● Your task:
Could every line of the data be printed exactly as it reads?
* Begin Records supplied *
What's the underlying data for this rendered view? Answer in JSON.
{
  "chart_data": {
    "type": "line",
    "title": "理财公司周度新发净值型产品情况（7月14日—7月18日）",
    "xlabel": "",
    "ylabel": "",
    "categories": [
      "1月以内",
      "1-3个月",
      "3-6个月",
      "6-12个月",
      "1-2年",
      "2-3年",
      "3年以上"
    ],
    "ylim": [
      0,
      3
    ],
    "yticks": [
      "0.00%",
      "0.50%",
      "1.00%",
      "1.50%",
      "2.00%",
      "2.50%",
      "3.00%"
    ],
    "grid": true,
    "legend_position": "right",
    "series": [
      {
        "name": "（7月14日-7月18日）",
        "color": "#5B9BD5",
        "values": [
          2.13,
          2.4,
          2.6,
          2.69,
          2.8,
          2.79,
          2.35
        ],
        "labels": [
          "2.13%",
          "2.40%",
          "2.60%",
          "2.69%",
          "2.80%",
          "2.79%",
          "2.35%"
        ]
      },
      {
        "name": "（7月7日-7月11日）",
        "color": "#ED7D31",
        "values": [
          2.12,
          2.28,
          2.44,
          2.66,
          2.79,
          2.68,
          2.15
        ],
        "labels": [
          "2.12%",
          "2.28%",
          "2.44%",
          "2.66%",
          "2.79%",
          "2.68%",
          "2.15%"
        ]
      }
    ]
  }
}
* End Records supplied *
● Solution:
What's the underlying data for this rendered view? Answer in JSON.
{
  "chart_data": {
    "type": "line",
    "title": "理财公司周度新发净值型产品情况（7月14日—7月18日）",
    "xlabel": "",
    "ylabel": "",
    "categories": [
      "1月以内",
      "1-3个月",
      "3-6个月",
      "6-12个月",
      "1-2年",
      "2-3年",
      "3年以上"
    ],
    "ylim": [
      0,
      3
    ],
    "yticks": [
      "0.00%",
      "0.50%",
      "1.00%",
      "1.50%",
      "2.00%",
      "2.50%",
      "3.00%"
    ],
    "grid": true,
    "legend_position": "right",
    "series": [
      {
        "name": "（7月14日-7月18日）",
        "color": "#5B9BD5",
        "values": [
          2.13,
          2.4,
          2.6,
          2.69,
          2.8,
          2.79,
          2.35
        ],
        "labels": [
          "2.13%",
          "2.40%",
          "2.60%",
          "2.69%",
          "2.80%",
          "2.79%",
          "2.35%"
        ]
      },
      {
        "name": "（7月7日-7月11日）",
        "color": "#ED7D31",
        "values": [
          2.12,
          2.28,
          2.44,
          2.66,
          2.79,
          2.68,
          2.15
        ],
        "labels": [
          "2.12%",
          "2.28%",
          "2.44%",
          "2.66%",
          "2.79%",
          "2.68%",
          "2.15%"
        ]
      }
    ]
  }
}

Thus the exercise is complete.